── Dataset entries

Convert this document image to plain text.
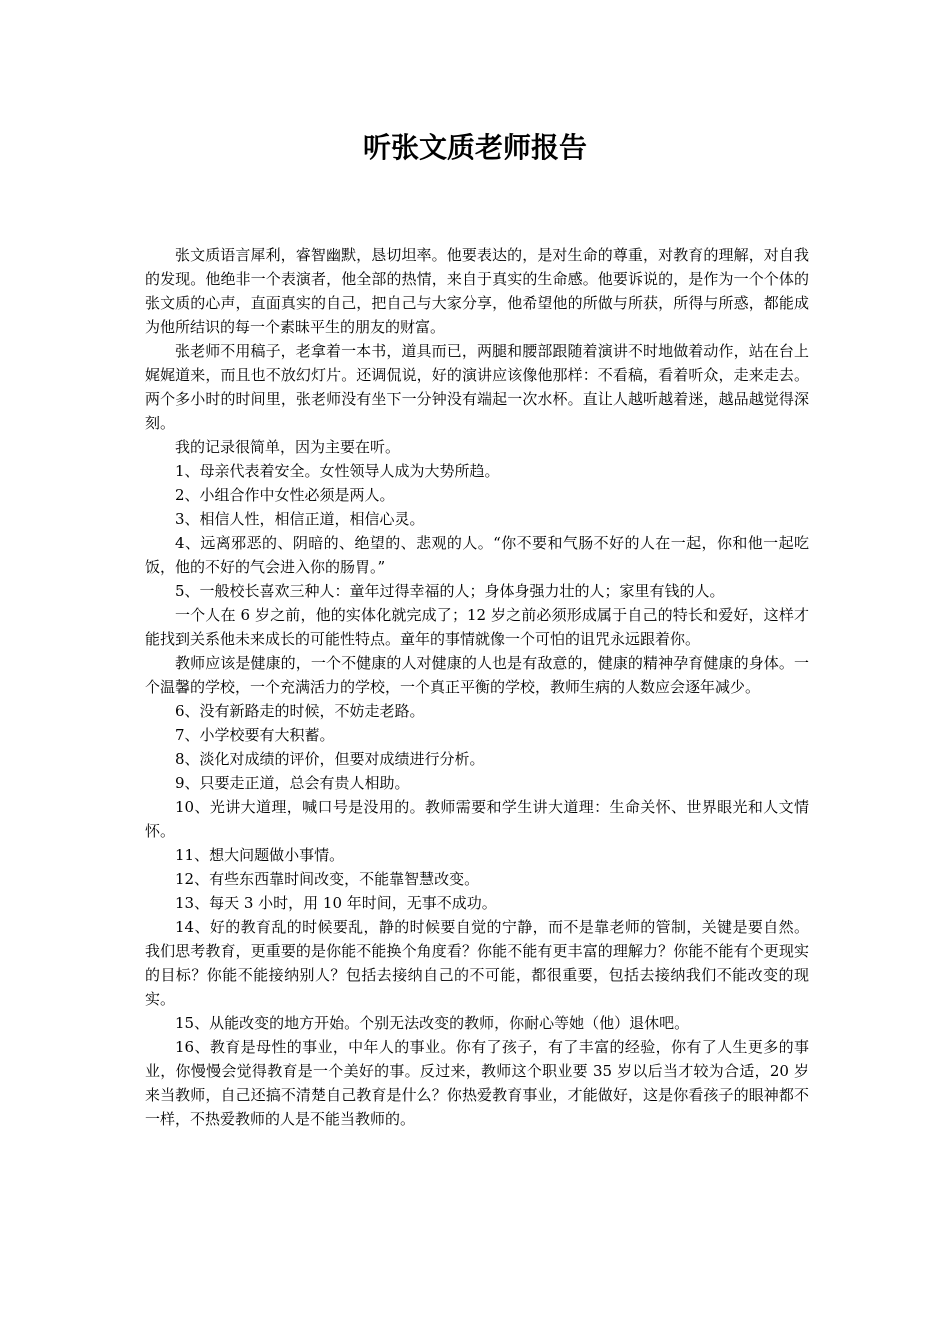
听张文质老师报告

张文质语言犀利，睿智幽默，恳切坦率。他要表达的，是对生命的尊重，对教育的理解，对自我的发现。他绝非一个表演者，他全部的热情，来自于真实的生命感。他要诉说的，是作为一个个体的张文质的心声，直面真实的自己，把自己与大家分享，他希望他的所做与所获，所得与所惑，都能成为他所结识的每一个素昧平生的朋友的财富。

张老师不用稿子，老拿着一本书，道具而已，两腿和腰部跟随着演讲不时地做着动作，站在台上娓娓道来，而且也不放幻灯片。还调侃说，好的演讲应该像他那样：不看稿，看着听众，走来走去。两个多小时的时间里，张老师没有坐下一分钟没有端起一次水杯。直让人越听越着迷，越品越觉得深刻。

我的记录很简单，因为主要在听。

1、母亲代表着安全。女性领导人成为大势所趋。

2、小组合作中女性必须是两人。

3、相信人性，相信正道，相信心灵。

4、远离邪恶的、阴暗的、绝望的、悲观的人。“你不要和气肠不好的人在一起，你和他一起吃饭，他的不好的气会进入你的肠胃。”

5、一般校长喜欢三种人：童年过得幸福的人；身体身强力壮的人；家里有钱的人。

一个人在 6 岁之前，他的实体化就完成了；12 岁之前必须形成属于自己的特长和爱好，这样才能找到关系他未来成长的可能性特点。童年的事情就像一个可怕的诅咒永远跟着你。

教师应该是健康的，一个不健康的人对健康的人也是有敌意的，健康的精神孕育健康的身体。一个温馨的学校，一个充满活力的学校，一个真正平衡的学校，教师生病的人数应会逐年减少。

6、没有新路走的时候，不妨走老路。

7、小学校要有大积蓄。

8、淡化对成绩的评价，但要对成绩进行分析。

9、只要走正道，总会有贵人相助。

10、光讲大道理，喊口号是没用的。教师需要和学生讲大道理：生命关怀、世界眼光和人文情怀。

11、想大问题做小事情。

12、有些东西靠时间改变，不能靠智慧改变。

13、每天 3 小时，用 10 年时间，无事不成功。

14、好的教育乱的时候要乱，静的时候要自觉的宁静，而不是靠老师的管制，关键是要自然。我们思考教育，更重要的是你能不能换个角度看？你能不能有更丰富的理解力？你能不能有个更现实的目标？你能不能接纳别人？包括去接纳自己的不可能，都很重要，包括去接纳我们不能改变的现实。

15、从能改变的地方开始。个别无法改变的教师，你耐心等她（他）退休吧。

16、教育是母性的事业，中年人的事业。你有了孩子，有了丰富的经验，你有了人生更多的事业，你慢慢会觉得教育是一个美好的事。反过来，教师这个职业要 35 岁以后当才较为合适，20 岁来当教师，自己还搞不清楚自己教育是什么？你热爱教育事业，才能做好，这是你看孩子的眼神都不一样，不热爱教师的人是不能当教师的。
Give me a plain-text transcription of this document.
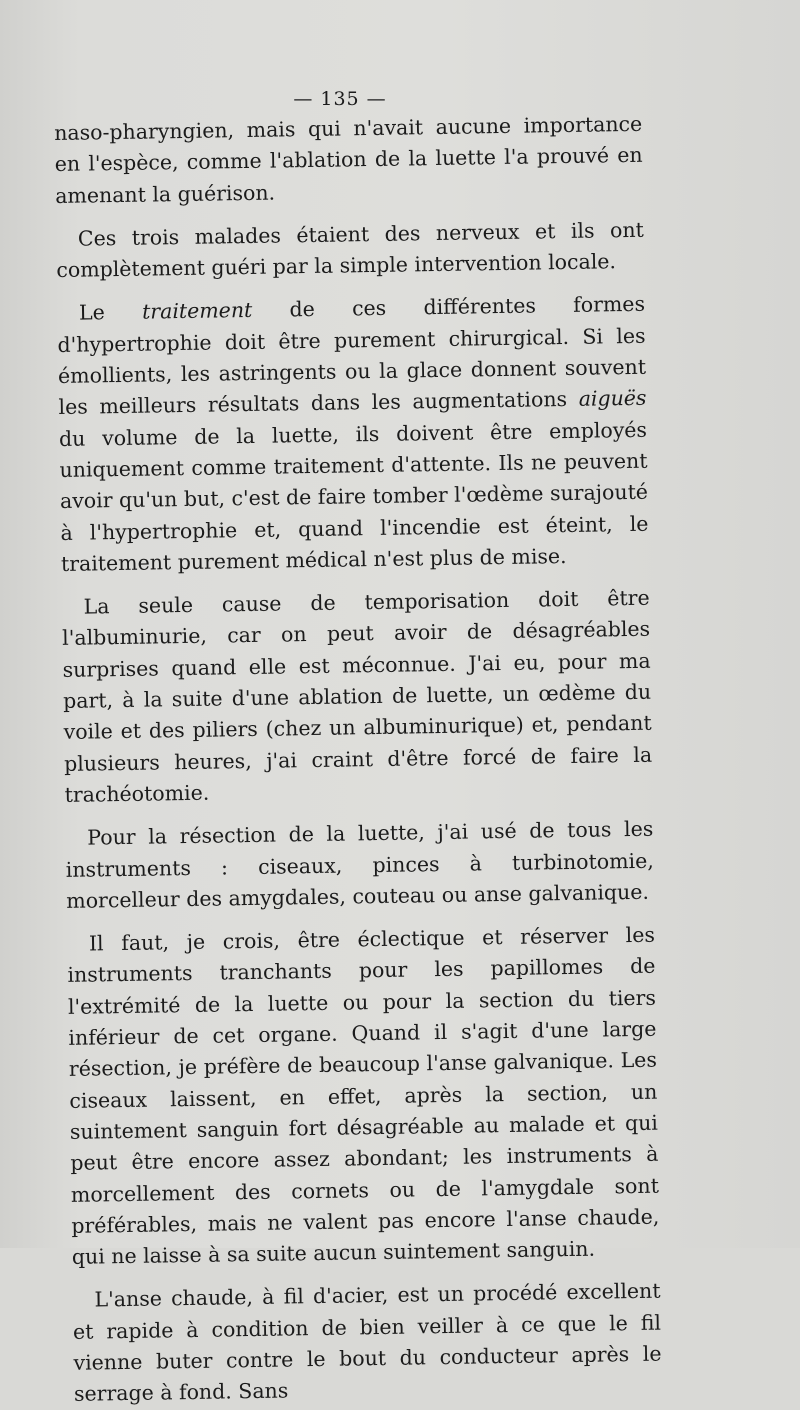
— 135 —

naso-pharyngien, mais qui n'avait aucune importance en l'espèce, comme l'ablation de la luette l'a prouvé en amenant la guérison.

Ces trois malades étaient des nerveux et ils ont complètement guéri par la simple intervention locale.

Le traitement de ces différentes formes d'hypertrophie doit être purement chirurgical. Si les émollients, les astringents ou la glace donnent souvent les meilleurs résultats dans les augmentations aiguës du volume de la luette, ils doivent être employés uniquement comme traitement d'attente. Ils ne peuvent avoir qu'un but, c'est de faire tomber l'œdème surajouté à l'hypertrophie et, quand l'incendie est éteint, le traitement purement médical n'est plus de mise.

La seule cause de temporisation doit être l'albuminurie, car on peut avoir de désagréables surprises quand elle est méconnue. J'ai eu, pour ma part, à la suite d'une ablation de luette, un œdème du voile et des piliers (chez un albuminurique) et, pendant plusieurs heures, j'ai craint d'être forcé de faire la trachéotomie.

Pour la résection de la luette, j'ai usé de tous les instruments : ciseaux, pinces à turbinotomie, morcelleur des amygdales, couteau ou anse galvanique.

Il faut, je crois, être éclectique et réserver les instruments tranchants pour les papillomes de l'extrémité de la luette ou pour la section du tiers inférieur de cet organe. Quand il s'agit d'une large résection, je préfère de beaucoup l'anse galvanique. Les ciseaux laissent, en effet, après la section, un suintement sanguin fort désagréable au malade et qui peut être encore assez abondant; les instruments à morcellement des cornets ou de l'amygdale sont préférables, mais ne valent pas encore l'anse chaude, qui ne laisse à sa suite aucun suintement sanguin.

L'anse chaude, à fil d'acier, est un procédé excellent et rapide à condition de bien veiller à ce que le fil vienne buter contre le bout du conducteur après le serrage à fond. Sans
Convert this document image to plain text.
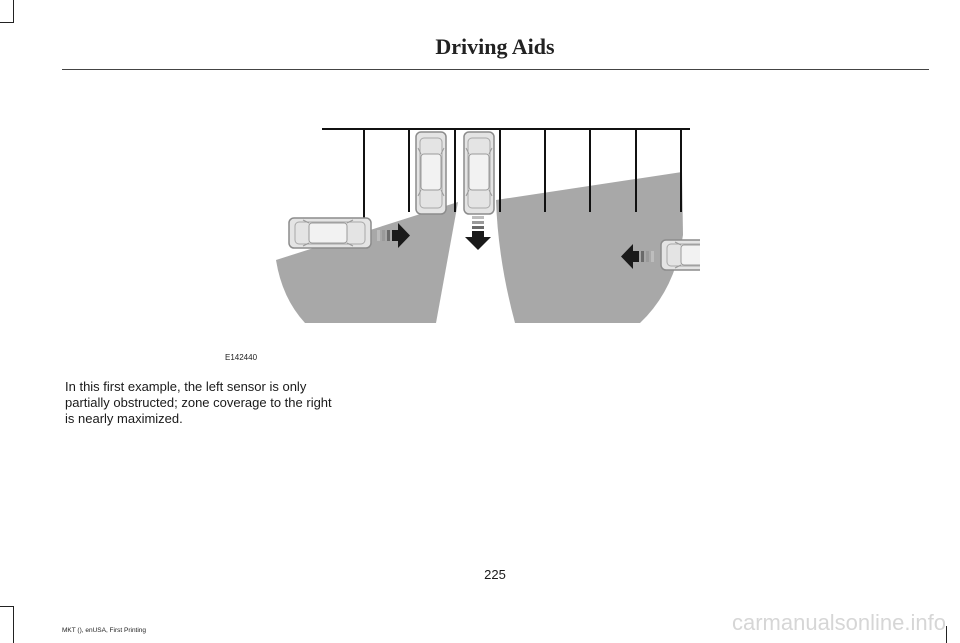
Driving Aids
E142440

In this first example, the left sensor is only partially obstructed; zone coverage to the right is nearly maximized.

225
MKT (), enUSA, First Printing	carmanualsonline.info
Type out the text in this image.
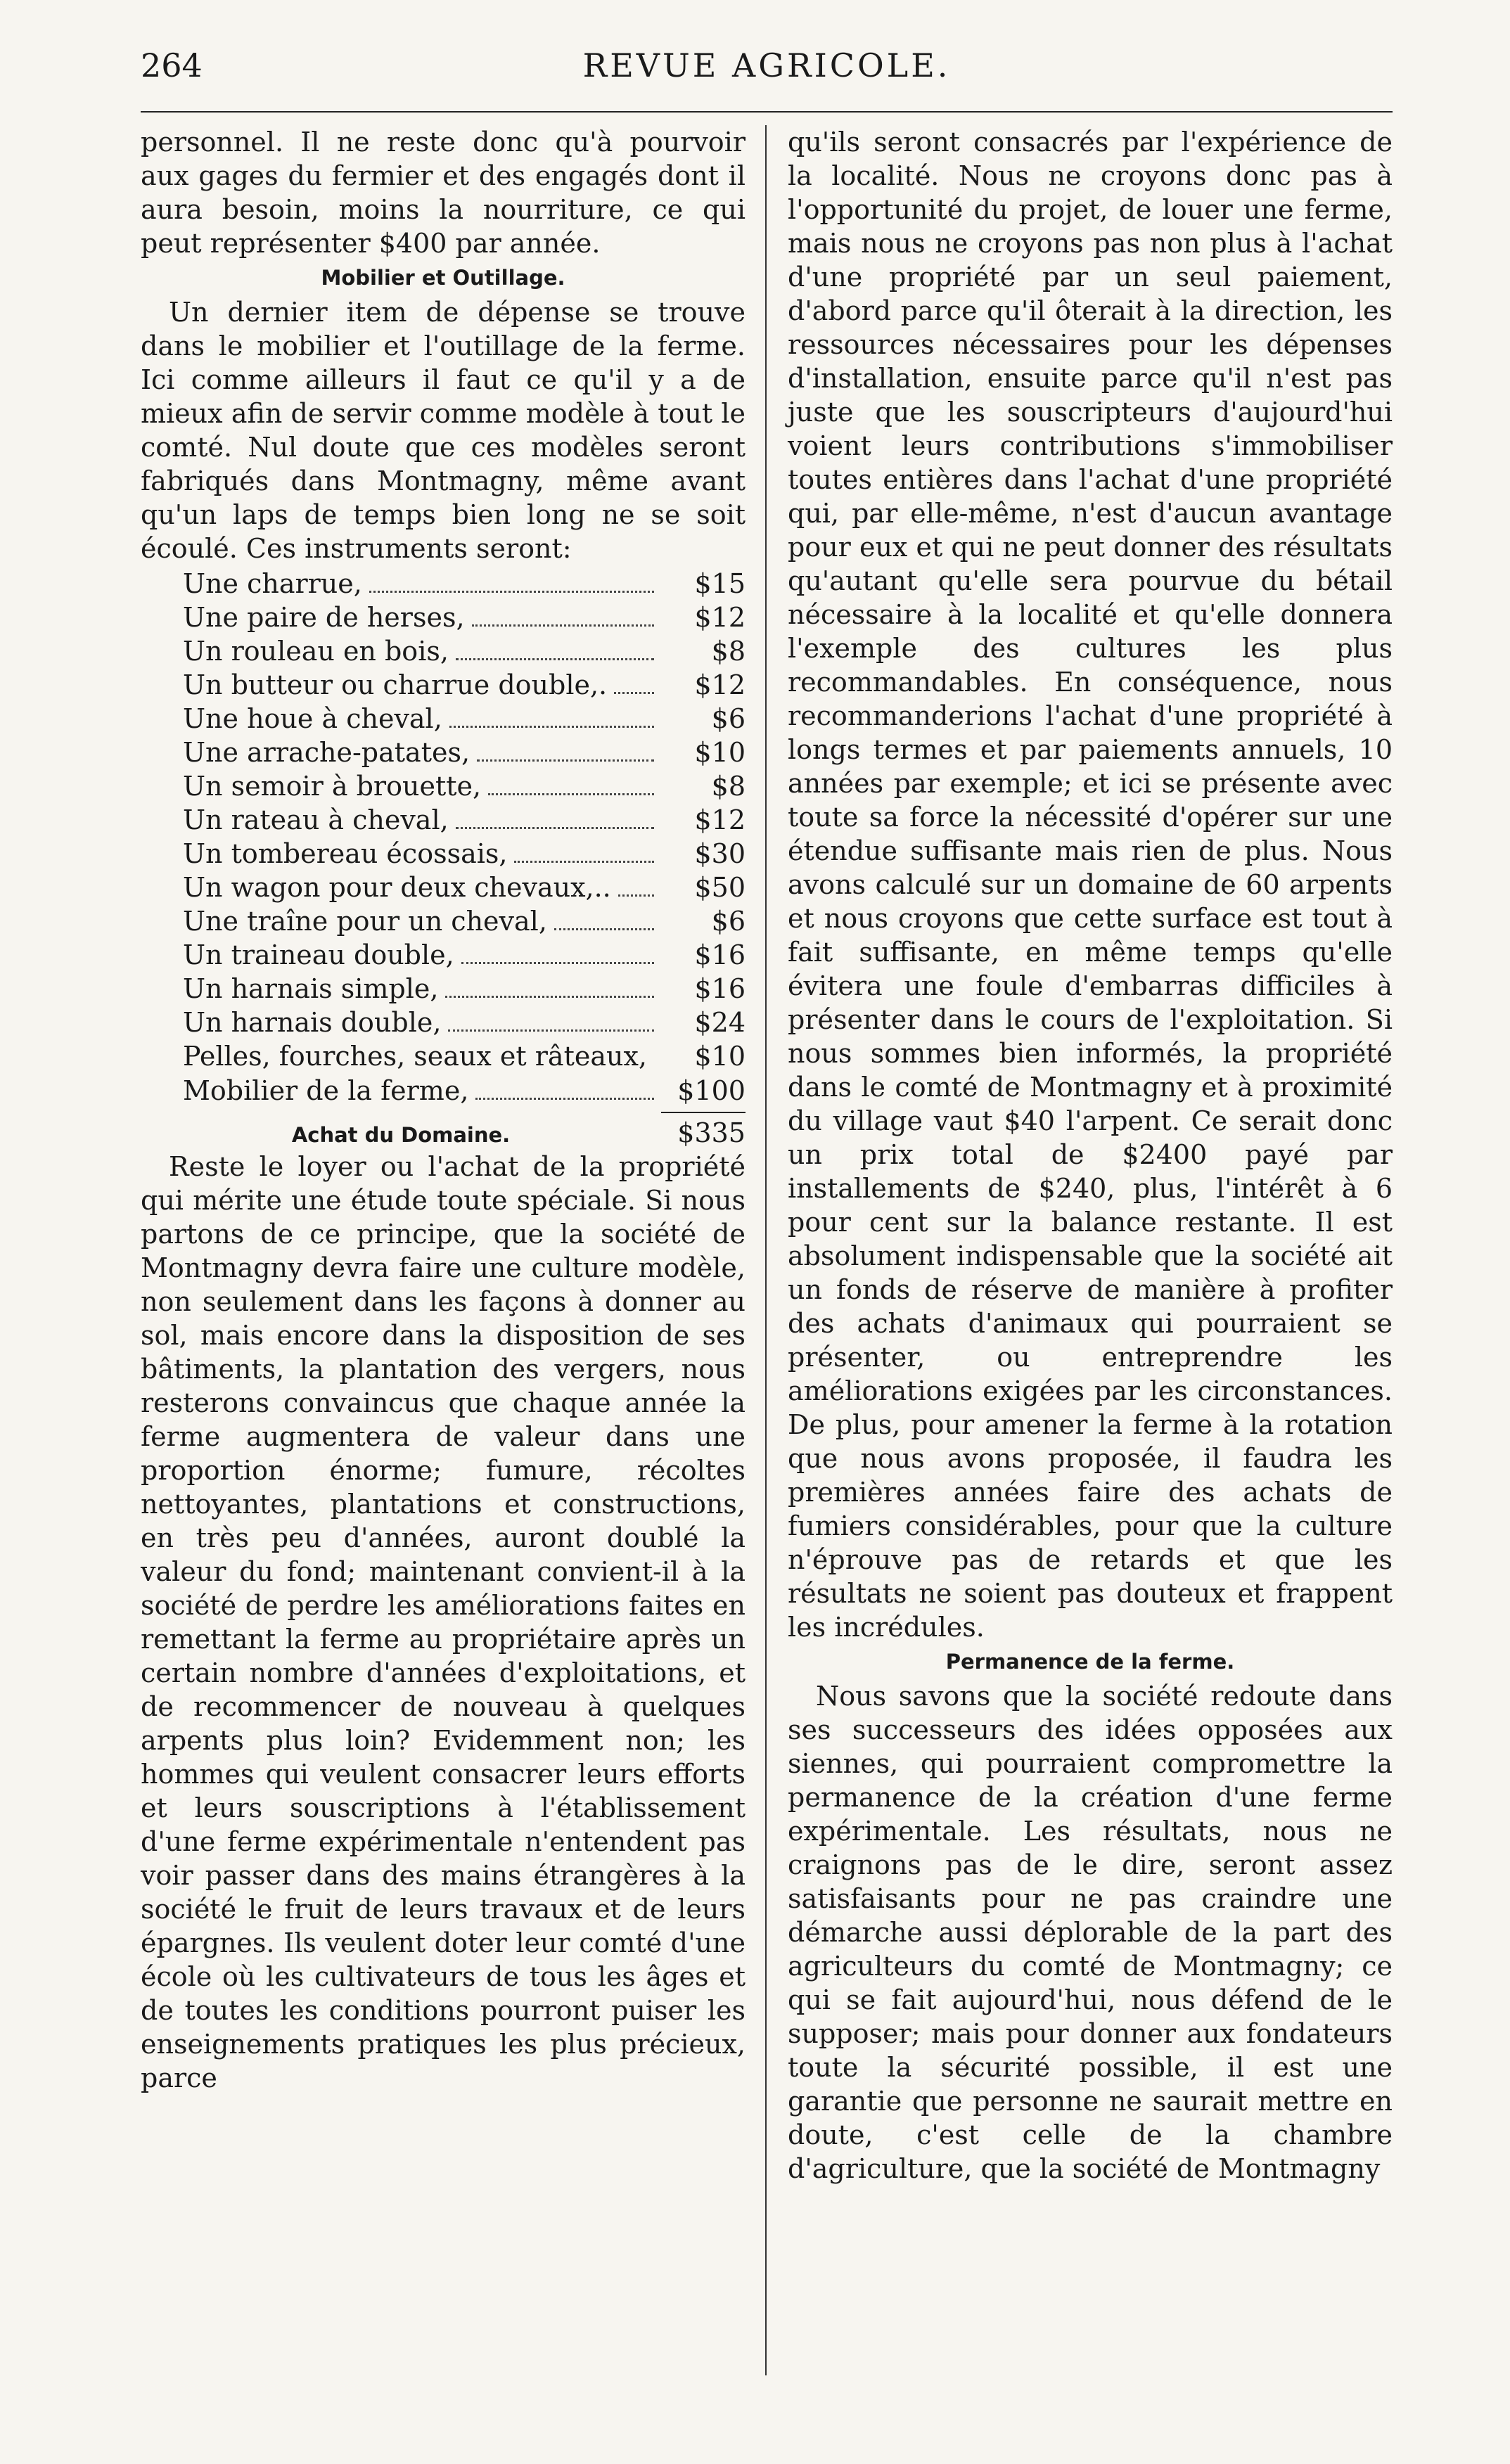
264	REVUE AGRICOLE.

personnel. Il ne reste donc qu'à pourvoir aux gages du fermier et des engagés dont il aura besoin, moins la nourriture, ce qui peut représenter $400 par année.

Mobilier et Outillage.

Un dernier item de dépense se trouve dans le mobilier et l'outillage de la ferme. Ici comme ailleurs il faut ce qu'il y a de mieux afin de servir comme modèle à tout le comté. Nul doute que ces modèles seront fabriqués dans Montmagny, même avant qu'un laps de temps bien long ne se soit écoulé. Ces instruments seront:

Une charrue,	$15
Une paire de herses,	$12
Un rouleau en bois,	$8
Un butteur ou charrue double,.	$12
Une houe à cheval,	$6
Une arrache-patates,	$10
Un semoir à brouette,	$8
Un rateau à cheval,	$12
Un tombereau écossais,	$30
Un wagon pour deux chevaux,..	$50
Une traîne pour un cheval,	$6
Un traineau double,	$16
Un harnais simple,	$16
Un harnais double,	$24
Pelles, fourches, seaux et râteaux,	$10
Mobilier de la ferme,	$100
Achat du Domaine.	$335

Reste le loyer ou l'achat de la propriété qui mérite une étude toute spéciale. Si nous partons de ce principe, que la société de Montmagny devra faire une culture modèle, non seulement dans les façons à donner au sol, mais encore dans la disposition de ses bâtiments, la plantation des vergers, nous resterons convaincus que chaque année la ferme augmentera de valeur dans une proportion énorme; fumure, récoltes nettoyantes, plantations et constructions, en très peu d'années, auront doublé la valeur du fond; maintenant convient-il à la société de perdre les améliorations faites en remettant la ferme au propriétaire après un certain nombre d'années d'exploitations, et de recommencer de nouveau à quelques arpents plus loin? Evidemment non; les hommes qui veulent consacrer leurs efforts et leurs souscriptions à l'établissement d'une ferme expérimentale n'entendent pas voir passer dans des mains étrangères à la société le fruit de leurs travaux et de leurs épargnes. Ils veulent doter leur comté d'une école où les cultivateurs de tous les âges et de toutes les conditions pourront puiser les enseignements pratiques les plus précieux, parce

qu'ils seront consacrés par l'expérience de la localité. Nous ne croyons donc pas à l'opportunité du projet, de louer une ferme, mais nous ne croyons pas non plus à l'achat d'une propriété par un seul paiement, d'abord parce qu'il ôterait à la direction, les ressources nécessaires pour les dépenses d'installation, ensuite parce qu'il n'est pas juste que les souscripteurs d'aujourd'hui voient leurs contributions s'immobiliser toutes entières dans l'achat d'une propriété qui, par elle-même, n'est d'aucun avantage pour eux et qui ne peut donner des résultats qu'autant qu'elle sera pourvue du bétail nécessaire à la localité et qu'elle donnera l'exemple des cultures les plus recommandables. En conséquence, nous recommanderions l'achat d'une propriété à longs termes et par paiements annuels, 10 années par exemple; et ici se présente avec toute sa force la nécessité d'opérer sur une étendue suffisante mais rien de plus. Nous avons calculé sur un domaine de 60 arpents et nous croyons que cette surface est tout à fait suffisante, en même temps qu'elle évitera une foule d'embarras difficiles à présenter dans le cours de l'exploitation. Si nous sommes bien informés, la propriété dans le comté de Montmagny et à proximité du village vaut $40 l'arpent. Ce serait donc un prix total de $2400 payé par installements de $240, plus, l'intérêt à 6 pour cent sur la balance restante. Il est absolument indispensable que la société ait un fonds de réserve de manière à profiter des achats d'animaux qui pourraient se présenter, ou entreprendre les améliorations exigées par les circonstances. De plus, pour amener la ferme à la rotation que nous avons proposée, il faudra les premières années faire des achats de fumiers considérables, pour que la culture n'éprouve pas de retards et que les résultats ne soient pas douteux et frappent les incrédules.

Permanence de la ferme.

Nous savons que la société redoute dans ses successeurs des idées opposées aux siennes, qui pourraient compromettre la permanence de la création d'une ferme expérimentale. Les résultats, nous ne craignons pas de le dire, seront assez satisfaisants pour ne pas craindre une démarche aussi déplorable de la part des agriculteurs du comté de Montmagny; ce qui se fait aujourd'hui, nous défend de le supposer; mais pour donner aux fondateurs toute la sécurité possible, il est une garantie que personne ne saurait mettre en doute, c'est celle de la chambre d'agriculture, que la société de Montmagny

────

▶ Objective
Gather each line in these records that contains the string "text".

▶ Written solution
Convert this document image to plain text.
Give me a plain-text transcription of this document.
Convert this document image to plain text.
Type out the text in this image.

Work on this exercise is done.